These records must be written out again exactly.

= Beginning of Section =

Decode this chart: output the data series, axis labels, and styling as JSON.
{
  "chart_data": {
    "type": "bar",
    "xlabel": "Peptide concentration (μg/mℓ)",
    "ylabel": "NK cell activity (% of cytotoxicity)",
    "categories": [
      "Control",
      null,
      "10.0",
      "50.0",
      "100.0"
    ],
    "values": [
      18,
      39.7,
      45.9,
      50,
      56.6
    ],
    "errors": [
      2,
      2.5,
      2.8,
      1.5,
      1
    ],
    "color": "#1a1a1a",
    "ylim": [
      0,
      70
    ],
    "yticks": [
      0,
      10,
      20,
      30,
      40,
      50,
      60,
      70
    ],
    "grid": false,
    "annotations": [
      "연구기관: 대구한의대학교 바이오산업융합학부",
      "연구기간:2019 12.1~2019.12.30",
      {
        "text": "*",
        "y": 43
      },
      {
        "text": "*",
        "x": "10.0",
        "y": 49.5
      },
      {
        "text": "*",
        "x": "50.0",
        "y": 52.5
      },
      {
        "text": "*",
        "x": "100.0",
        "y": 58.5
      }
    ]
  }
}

= End of Section =

• **Response area**
Decode this chart: output the data series, axis labels, and styling as JSON.
{
  "chart_data": {
    "type": "bar",
    "xlabel": "Peptide concentration (μg/mℓ)",
    "ylabel": "NK cell activity (% of cytotoxicity)",
    "categories": [
      "Control",
      null,
      "10.0",
      "50.0",
      "100.0"
    ],
    "values": [
      18,
      39.7,
      45.9,
      50,
      56.6
    ],
    "errors": [
      2,
      2.5,
      2.8,
      1.5,
      1
    ],
    "color": "#1a1a1a",
    "ylim": [
      0,
      70
    ],
    "yticks": [
      0,
      10,
      20,
      30,
      40,
      50,
      60,
      70
    ],
    "grid": false,
    "annotations": [
      "연구기관: 대구한의대학교 바이오산업융합학부",
      "연구기간:2019 12.1~2019.12.30",
      {
        "text": "*",
        "y": 43
      },
      {
        "text": "*",
        "x": "10.0",
        "y": 49.5
      },
      {
        "text": "*",
        "x": "50.0",
        "y": 52.5
      },
      {
        "text": "*",
        "x": "100.0",
        "y": 58.5
      }
    ]
  }
}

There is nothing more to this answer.